Your goal:
Note each line that includes the word "Reynolds". Copy those lines.

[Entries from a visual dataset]
+ + + + +

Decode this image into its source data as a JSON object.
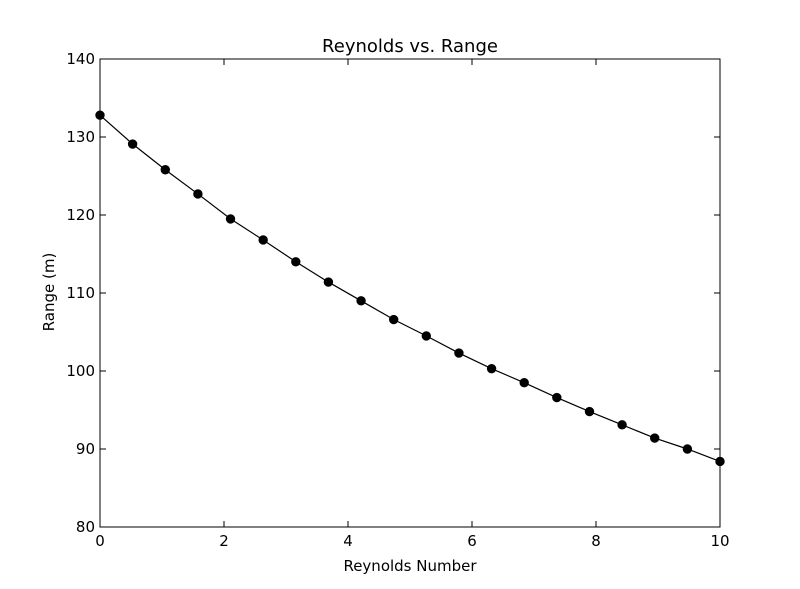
{
  "chart_data": {
    "type": "line",
    "title": "Reynolds vs. Range",
    "xlabel": "Reynolds Number",
    "ylabel": "Range (m)",
    "xlim": [
      0,
      10
    ],
    "ylim": [
      80,
      140
    ],
    "x_ticks": [
      0,
      2,
      4,
      6,
      8,
      10
    ],
    "y_ticks": [
      80,
      90,
      100,
      110,
      120,
      130,
      140
    ],
    "grid": false,
    "legend": "none",
    "series": [
      {
        "color": "#000000",
        "marker": "circle",
        "x": [
          0,
          0.526,
          1.053,
          1.579,
          2.105,
          2.632,
          3.158,
          3.684,
          4.211,
          4.737,
          5.263,
          5.789,
          6.316,
          6.842,
          7.368,
          7.895,
          8.421,
          8.947,
          9.474,
          10
        ],
        "y": [
          132.8,
          129.1,
          125.8,
          122.7,
          119.5,
          116.8,
          114.0,
          111.4,
          109.0,
          106.6,
          104.5,
          102.3,
          100.3,
          98.5,
          96.6,
          94.8,
          93.1,
          91.4,
          90.0,
          88.4
        ]
      }
    ]
  }
}
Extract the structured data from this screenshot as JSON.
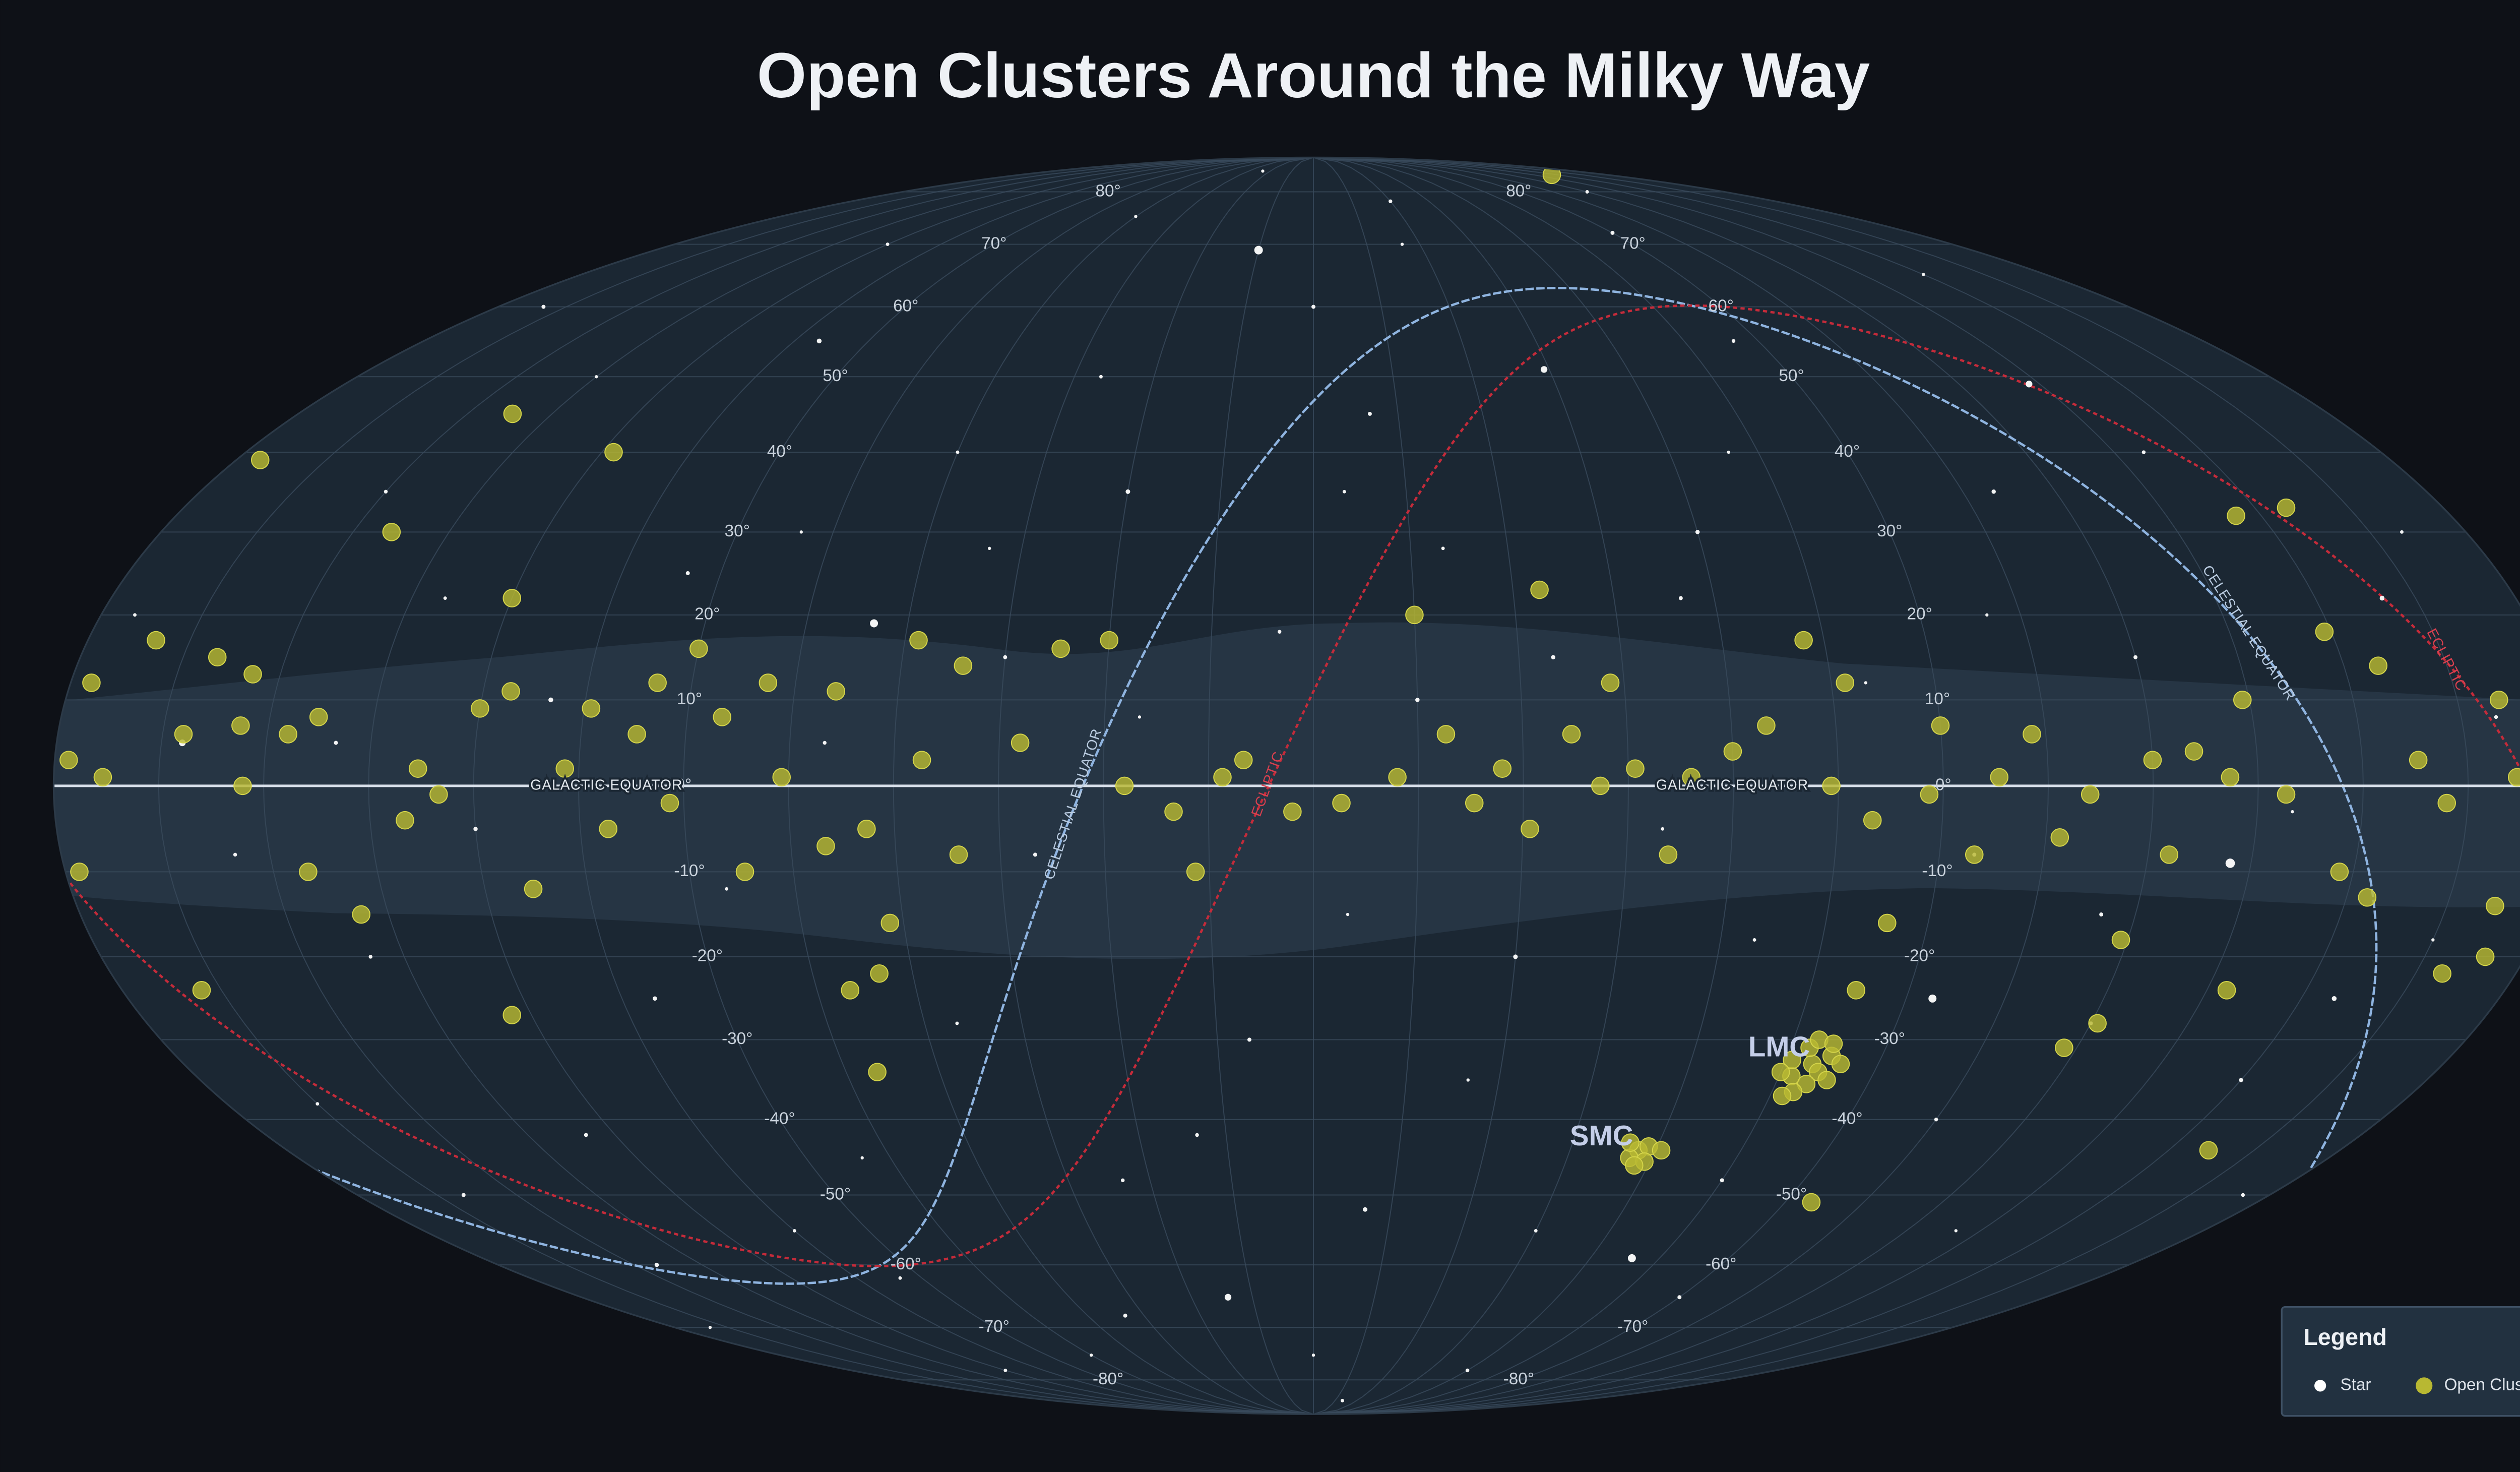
{
  "title": "Open Clusters Around the Milky Way",
  "map": {
    "projection": "mollweide",
    "lat_ticks": [
      {
        "value": 80,
        "label": "80°"
      },
      {
        "value": 70,
        "label": "70°"
      },
      {
        "value": 60,
        "label": "60°"
      },
      {
        "value": 50,
        "label": "50°"
      },
      {
        "value": 40,
        "label": "40°"
      },
      {
        "value": 30,
        "label": "30°"
      },
      {
        "value": 20,
        "label": "20°"
      },
      {
        "value": 10,
        "label": "10°"
      },
      {
        "value": 0,
        "label": "0°"
      },
      {
        "value": -10,
        "label": "-10°"
      },
      {
        "value": -20,
        "label": "-20°"
      },
      {
        "value": -30,
        "label": "-30°"
      },
      {
        "value": -40,
        "label": "-40°"
      },
      {
        "value": -50,
        "label": "-50°"
      },
      {
        "value": -60,
        "label": "-60°"
      },
      {
        "value": -70,
        "label": "-70°"
      },
      {
        "value": -80,
        "label": "-80°"
      }
    ],
    "grid": true,
    "lines": {
      "galactic_equator": "GALACTIC EQUATOR",
      "celestial_equator": "CELESTIAL EQUATOR",
      "ecliptic": "ECLIPTIC"
    },
    "annotations": [
      "LMC",
      "SMC"
    ]
  },
  "series": [
    {
      "name": "Star",
      "color": "#ffffff",
      "points": [
        [
          15,
          69,
          3.2
        ],
        [
          -132,
          -9,
          3.5
        ],
        [
          -94,
          -25,
          3
        ],
        [
          -69,
          -59,
          3
        ],
        [
          65,
          19,
          3
        ],
        [
          -44,
          51,
          2.5
        ],
        [
          -133,
          49,
          2.5
        ],
        [
          21,
          -65,
          2.5
        ],
        [
          162,
          5,
          2.5
        ],
        [
          170,
          60,
          1.5
        ],
        [
          120,
          70,
          1.3
        ],
        [
          60,
          75,
          1.2
        ],
        [
          -30,
          78,
          1.4
        ],
        [
          -90,
          72,
          1.5
        ],
        [
          -150,
          65,
          1.2
        ],
        [
          100,
          55,
          1.8
        ],
        [
          40,
          50,
          1.3
        ],
        [
          -10,
          45,
          1.5
        ],
        [
          -70,
          40,
          1.2
        ],
        [
          -110,
          35,
          1.6
        ],
        [
          -170,
          30,
          1.3
        ],
        [
          150,
          35,
          1.4
        ],
        [
          80,
          30,
          1.2
        ],
        [
          30,
          35,
          1.7
        ],
        [
          -20,
          28,
          1.3
        ],
        [
          -55,
          22,
          1.5
        ],
        [
          -100,
          20,
          1.2
        ],
        [
          -160,
          22,
          1.8
        ],
        [
          130,
          22,
          1.3
        ],
        [
          95,
          25,
          1.5
        ],
        [
          50,
          28,
          1.2
        ],
        [
          5,
          18,
          1.4
        ],
        [
          -35,
          15,
          1.6
        ],
        [
          -80,
          12,
          1.2
        ],
        [
          -120,
          15,
          1.5
        ],
        [
          175,
          20,
          1.3
        ],
        [
          110,
          10,
          1.8
        ],
        [
          70,
          5,
          1.4
        ],
        [
          25,
          8,
          1.2
        ],
        [
          -15,
          10,
          1.6
        ],
        [
          -50,
          -5,
          1.3
        ],
        [
          -95,
          -8,
          1.5
        ],
        [
          -140,
          -3,
          1.2
        ],
        [
          155,
          -8,
          1.4
        ],
        [
          120,
          -5,
          1.6
        ],
        [
          85,
          -12,
          1.3
        ],
        [
          40,
          -8,
          1.5
        ],
        [
          -5,
          -15,
          1.2
        ],
        [
          -30,
          -20,
          1.7
        ],
        [
          -65,
          -18,
          1.3
        ],
        [
          -115,
          -15,
          1.5
        ],
        [
          -165,
          -18,
          1.2
        ],
        [
          140,
          -20,
          1.4
        ],
        [
          100,
          -25,
          1.6
        ],
        [
          55,
          -28,
          1.3
        ],
        [
          10,
          -30,
          1.5
        ],
        [
          -25,
          -35,
          1.2
        ],
        [
          -105,
          -40,
          1.4
        ],
        [
          -150,
          -35,
          1.6
        ],
        [
          165,
          -38,
          1.3
        ],
        [
          125,
          -42,
          1.5
        ],
        [
          80,
          -45,
          1.2
        ],
        [
          35,
          -48,
          1.4
        ],
        [
          -10,
          -52,
          1.7
        ],
        [
          -45,
          -55,
          1.3
        ],
        [
          -90,
          -65,
          1.5
        ],
        [
          -130,
          -55,
          1.2
        ],
        [
          -175,
          -50,
          1.4
        ],
        [
          145,
          -60,
          1.6
        ],
        [
          95,
          -62,
          1.3
        ],
        [
          50,
          -68,
          1.5
        ],
        [
          0,
          -75,
          1.2
        ],
        [
          -60,
          -78,
          1.4
        ],
        [
          120,
          -78,
          1.3
        ],
        [
          170,
          -70,
          1.2
        ],
        [
          -120,
          80,
          1.3
        ],
        [
          0,
          60,
          1.5
        ],
        [
          60,
          40,
          1.3
        ],
        [
          -140,
          40,
          1.4
        ],
        [
          -25,
          70,
          1.2
        ],
        [
          140,
          5,
          1.5
        ],
        [
          -170,
          8,
          1.4
        ],
        [
          -60,
          30,
          1.6
        ],
        [
          20,
          -42,
          1.4
        ],
        [
          -75,
          -48,
          1.5
        ],
        [
          105,
          -55,
          1.3
        ],
        [
          -155,
          -25,
          1.8
        ],
        [
          75,
          -75,
          1.2
        ],
        [
          -20,
          -85,
          1.3
        ],
        [
          35,
          85,
          1.2
        ],
        [
          -85,
          55,
          1.4
        ],
        [
          135,
          50,
          1.2
        ],
        [
          -5,
          35,
          1.3
        ],
        [
          45,
          15,
          1.5
        ],
        [
          -120,
          -28,
          1.4
        ],
        [
          160,
          -50,
          1.5
        ]
      ]
    },
    {
      "name": "Open Cluster",
      "color": "#b8b832",
      "points": [
        [
          177,
          12
        ],
        [
          170,
          17
        ],
        [
          178,
          3
        ],
        [
          178,
          -10
        ],
        [
          173,
          1
        ],
        [
          162,
          6
        ],
        [
          160,
          15
        ],
        [
          154,
          13
        ],
        [
          154,
          7
        ],
        [
          153,
          0
        ],
        [
          147,
          6
        ],
        [
          143,
          8
        ],
        [
          145,
          -10
        ],
        [
          139,
          -15
        ],
        [
          130,
          -4
        ],
        [
          128,
          2
        ],
        [
          125,
          -1
        ],
        [
          120,
          9
        ],
        [
          116,
          11
        ],
        [
          120,
          22
        ],
        [
          113,
          -12
        ],
        [
          107,
          2
        ],
        [
          104,
          9
        ],
        [
          101,
          -5
        ],
        [
          97,
          6
        ],
        [
          95,
          12
        ],
        [
          92,
          -2
        ],
        [
          90,
          16
        ],
        [
          85,
          8
        ],
        [
          82,
          -10
        ],
        [
          79,
          12
        ],
        [
          76,
          1
        ],
        [
          69,
          11
        ],
        [
          70,
          -7
        ],
        [
          64,
          -5
        ],
        [
          58,
          17
        ],
        [
          56,
          3
        ],
        [
          51,
          -8
        ],
        [
          51,
          14
        ],
        [
          42,
          5
        ],
        [
          37,
          16
        ],
        [
          30,
          17
        ],
        [
          27,
          0
        ],
        [
          20,
          -3
        ],
        [
          17,
          -10
        ],
        [
          13,
          1
        ],
        [
          10,
          3
        ],
        [
          3,
          -3
        ],
        [
          -4,
          -2
        ],
        [
          -12,
          1
        ],
        [
          -15,
          20
        ],
        [
          -19,
          6
        ],
        [
          -23,
          -2
        ],
        [
          -27,
          2
        ],
        [
          -31,
          -5
        ],
        [
          -37,
          6
        ],
        [
          -41,
          0
        ],
        [
          -43,
          12
        ],
        [
          -46,
          2
        ],
        [
          -51,
          -8
        ],
        [
          -54,
          1
        ],
        [
          -60,
          4
        ],
        [
          -65,
          7
        ],
        [
          -72,
          17
        ],
        [
          -74,
          0
        ],
        [
          -77,
          12
        ],
        [
          -80,
          -4
        ],
        [
          -84,
          -16
        ],
        [
          -88,
          -1
        ],
        [
          -90,
          7
        ],
        [
          -95,
          -8
        ],
        [
          -98,
          1
        ],
        [
          -103,
          6
        ],
        [
          -107,
          -6
        ],
        [
          -111,
          -1
        ],
        [
          -119,
          -18
        ],
        [
          -120,
          3
        ],
        [
          -123,
          -8
        ],
        [
          -126,
          4
        ],
        [
          -131,
          1
        ],
        [
          -146,
          32
        ],
        [
          -155,
          33
        ],
        [
          -134,
          10
        ],
        [
          -139,
          -1
        ],
        [
          -149,
          18
        ],
        [
          -148,
          -10
        ],
        [
          -155,
          14
        ],
        [
          -158,
          3
        ],
        [
          -162,
          -2
        ],
        [
          -171,
          10
        ],
        [
          -172,
          1
        ],
        [
          -178,
          -4
        ],
        [
          -172,
          -14
        ],
        [
          -169,
          -22
        ],
        [
          -138,
          -24
        ],
        [
          -157,
          -44
        ],
        [
          -121,
          -28
        ],
        [
          -118,
          -31
        ],
        [
          -95,
          -51
        ],
        [
          -82,
          -24
        ],
        [
          -34,
          23
        ],
        [
          -146,
          84
        ],
        [
          142,
          45
        ],
        [
          118,
          40
        ],
        [
          176,
          39
        ],
        [
          144,
          30
        ],
        [
          168,
          -24
        ],
        [
          123,
          -27
        ],
        [
          70,
          -34
        ],
        [
          65,
          -22
        ],
        [
          70,
          -24
        ],
        [
          62,
          -16
        ],
        [
          -153,
          -13
        ],
        [
          -174,
          -20
        ],
        [
          -79.5,
          -33
        ],
        [
          -78,
          -31
        ],
        [
          -81,
          -34
        ],
        [
          -77,
          -34.5
        ],
        [
          -80,
          -35.5
        ],
        [
          -82,
          -32
        ],
        [
          -76,
          -32.5
        ],
        [
          -79,
          -30
        ],
        [
          -83,
          -35
        ],
        [
          -78.5,
          -36.5
        ],
        [
          -75,
          -34
        ],
        [
          -81.5,
          -30.5
        ],
        [
          -84,
          -33
        ],
        [
          -77,
          -37
        ],
        [
          -57,
          -44
        ],
        [
          -56,
          -45
        ],
        [
          -58.5,
          -43.5
        ],
        [
          -55,
          -43
        ],
        [
          -59,
          -45.5
        ],
        [
          -57.5,
          -46
        ],
        [
          -61,
          -44
        ]
      ]
    }
  ],
  "legend": {
    "title": "Legend"
  }
}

+ + + + +

Exercise output:
    "title": "Reynolds vs. Range",
    "xlabel": "Reynolds Number",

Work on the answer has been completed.